■ **Given passage**:
───
Knock, knock. Who or what is that knocking? If you are in the preserve, it’s probably one of several types of woodpeckers that inhabit Rockefeller Park.
We have woodpeckers year round. To find them, just listen for that knocking sound or one of the distinctive calls that are made by woodpeckers. They are in every part of the park where there are trees. The best time of the year to see them is in late fall, winter and early spring when there are no leaves on the trees to obscure the view.
So what types of woodpeckers can we find in Rockefeller Park? Here are four types of woodpeckers from Rockefeller Park that I have seen and photographed .
1 – Pileated Woodpeckers – Pileated Woodpeckers make a loud knocking sound as they chisel away creating cavities in dead trees as they search for insects. If you have ever seen a Woody Woodpecker cartoon you will recognize the call of the Pileated Woodpecker. While Woody was supposedly inspired by the Acorn Woodpecker, his famous laugh is said to bear a slight resemblance to the call of a Pileated Woodpecker.
The Pileated Woodpecker is one of the woodpeckers that I see in the preserve. But when I see one of them, it’s is a real treat because they are elusive and secretive. They are the largest and the noisiest of the woodpeckers in the preserve. They are about the size of a crow. I took this photograph of a male Pileated Woodpecker. I knew it was a male because they have the red striped cheeks.
2 – Downy Woodpeckers – In contrast, Downy Woodpeckers are the smallest of the woodpeckers. They are about 6 inches and make a peeping sound. They have black and white stripes. The males have a small red spot on the back of their heads.
Males and females have different pecking strategies. The males peck at trees looking for insects while the females lift the bark looking for insects. Below is a photograph that I took of a Downy Woodpecker. The hairy woodpecker looks very much like the Downy Woodpecker, only larger, about 9 inches, and has a louder “peep.”
3 – Red-bellied Woodpecker – One of the more commonly seen woodpeckers is the Red-bellied Woodpecker. They are about 10 inches. The make a shrill “churr, churr” sound. The male has a red head and only a small amount of red on the belly. The female has only red on half of her head and even less red on her belly than the male. Males initiate the building of nests and attract the females to them through calls and tapping. When a female accepts the overtures of a suitor, they complete the nest together.
───
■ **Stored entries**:
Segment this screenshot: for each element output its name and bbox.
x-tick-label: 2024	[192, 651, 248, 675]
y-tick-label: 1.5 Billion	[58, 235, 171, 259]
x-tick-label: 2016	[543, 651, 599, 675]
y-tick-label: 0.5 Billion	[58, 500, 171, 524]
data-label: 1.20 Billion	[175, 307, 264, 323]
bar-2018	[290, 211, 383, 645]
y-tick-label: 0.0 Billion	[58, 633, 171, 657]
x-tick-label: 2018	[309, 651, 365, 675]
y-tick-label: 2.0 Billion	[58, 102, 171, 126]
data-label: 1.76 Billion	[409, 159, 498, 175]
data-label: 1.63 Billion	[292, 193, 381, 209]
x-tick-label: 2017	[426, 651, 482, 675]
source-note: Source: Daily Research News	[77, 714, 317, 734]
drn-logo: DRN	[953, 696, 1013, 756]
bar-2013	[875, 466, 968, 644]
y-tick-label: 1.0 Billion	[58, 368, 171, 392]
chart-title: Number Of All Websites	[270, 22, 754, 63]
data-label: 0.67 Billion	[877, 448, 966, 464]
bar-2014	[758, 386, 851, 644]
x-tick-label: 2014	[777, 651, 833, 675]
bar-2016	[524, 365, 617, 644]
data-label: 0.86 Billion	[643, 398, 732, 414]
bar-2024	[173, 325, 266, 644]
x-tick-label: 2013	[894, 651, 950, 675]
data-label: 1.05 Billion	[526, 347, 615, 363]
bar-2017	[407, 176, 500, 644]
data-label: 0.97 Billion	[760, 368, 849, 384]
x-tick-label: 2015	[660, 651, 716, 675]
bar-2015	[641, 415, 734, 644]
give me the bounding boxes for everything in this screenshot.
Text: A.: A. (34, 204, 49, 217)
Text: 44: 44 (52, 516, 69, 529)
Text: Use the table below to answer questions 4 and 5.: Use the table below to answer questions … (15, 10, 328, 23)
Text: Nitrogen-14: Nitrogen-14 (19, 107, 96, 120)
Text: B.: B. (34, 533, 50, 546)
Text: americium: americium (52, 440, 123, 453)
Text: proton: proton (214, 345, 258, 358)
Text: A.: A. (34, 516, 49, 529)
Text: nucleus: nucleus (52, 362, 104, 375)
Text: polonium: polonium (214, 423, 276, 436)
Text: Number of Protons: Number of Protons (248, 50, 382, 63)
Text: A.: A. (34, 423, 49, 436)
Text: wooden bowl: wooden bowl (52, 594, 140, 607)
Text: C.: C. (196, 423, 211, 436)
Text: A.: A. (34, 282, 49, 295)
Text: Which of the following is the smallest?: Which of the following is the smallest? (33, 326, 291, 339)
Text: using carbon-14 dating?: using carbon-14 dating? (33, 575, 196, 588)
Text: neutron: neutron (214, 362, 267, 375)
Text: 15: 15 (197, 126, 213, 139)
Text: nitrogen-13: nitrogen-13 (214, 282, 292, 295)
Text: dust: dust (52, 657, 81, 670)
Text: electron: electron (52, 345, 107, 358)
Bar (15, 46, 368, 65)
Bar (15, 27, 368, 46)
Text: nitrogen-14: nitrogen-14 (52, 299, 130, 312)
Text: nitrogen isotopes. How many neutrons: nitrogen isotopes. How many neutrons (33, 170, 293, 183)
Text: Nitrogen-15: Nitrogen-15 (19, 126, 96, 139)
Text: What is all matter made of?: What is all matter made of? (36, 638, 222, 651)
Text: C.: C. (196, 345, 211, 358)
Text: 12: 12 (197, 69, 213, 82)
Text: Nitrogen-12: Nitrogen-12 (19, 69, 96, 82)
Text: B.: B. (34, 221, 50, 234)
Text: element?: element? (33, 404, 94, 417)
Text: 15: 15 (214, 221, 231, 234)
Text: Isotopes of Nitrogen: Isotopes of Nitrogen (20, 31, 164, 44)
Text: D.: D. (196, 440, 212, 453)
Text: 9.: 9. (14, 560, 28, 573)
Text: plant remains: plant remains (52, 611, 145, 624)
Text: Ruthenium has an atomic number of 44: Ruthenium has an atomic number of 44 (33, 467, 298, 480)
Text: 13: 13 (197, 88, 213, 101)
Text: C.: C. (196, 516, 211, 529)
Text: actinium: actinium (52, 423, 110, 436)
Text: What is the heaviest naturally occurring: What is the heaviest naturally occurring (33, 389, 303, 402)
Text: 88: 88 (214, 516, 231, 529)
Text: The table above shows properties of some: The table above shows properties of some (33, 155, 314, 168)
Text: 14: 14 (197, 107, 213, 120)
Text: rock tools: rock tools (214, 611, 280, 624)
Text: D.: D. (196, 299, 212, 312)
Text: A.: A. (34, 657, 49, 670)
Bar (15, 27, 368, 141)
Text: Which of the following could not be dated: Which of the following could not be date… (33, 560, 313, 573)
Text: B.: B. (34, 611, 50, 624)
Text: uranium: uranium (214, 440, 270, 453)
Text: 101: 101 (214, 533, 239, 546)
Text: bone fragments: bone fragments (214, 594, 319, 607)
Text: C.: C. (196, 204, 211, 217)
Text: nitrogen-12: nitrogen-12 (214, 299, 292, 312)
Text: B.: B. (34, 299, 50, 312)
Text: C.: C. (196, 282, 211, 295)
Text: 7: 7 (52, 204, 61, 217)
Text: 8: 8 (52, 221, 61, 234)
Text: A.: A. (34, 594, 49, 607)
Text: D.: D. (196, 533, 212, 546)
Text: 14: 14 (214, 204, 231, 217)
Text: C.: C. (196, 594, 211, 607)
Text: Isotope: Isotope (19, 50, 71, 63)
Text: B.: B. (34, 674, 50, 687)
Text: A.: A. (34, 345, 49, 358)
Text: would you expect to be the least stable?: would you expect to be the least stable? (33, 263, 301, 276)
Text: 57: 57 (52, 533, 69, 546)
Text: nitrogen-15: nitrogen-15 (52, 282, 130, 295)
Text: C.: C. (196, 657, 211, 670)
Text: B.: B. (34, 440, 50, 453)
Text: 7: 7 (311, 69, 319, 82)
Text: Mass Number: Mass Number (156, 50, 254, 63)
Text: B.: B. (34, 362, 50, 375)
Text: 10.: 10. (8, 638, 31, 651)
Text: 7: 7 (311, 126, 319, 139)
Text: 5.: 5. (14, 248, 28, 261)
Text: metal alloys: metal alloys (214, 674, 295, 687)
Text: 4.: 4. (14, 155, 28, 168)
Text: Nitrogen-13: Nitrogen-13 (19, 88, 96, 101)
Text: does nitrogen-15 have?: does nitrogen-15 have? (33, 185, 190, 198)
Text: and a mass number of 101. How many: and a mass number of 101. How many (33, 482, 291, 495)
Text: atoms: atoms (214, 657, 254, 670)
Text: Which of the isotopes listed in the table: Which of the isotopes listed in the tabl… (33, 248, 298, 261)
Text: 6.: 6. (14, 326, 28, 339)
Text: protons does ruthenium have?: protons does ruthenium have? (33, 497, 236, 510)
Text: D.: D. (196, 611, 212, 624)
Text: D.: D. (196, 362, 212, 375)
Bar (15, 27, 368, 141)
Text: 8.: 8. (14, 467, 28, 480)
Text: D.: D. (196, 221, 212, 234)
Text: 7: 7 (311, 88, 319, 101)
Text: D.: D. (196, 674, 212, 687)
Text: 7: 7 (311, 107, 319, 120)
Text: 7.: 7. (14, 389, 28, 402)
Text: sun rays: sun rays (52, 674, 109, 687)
───
Continue the piece on the woodpeckers of Rockefeller Park, picking up right after its last sentence.

■ **Your response**:
Below is a photograph that I took of a male Red-bellied Woodpecker alongside the nest he was building. Some people mistakenly think the Red-bellied Woodpecker is the Red-headed Woodpecker. The red-headed woodpecker’s entire head is red and it is a dark red. They are rare in our area. I have never seen a Red-headed Woodpecker in Rockefeller Park although I have seen them and photographed them in Croton Point Park.
4 – Yellow-bellied Sapsucker
The Yellow-bellied Sapsucker is also a member of the woodpecker family. They are about 8 to 9 inches. Unlike the previously described woodpeckers, the yellow-bellied sapsucker is migratory. The males have a patch of red on their throat. The female’s throats are pale. Both have a patch of red on their foreheads and very pale yellow bellies..
You can easily identify which trees Yellow-bellied Sapsuckers have been pecking by the series of small holes they leave behind. Yellow-bellied Sapsuckers drill a series of deep holes in sap-producing trees such as maple trees. They drink the sap but also eat the insects that are then drawn to the sap.
My experience has been that Yellow-bellied Sapsuckers tend to return to the same trees repeatedly. In spring, Red-throated Hummingbirds feed on these sap wells. One strategy I employ is to repeatedly revisit the trees that I know are favorites of the Yellow-bellied Sapsucker. I keep seeing yellow-bellied sapsuckers returning, but so far I have not witnessed the hummingbirds there. One of these trees is right on the path going from the visitor center to Swan Lake. Below is a photograph of the male Sapsucker that I took on that tree.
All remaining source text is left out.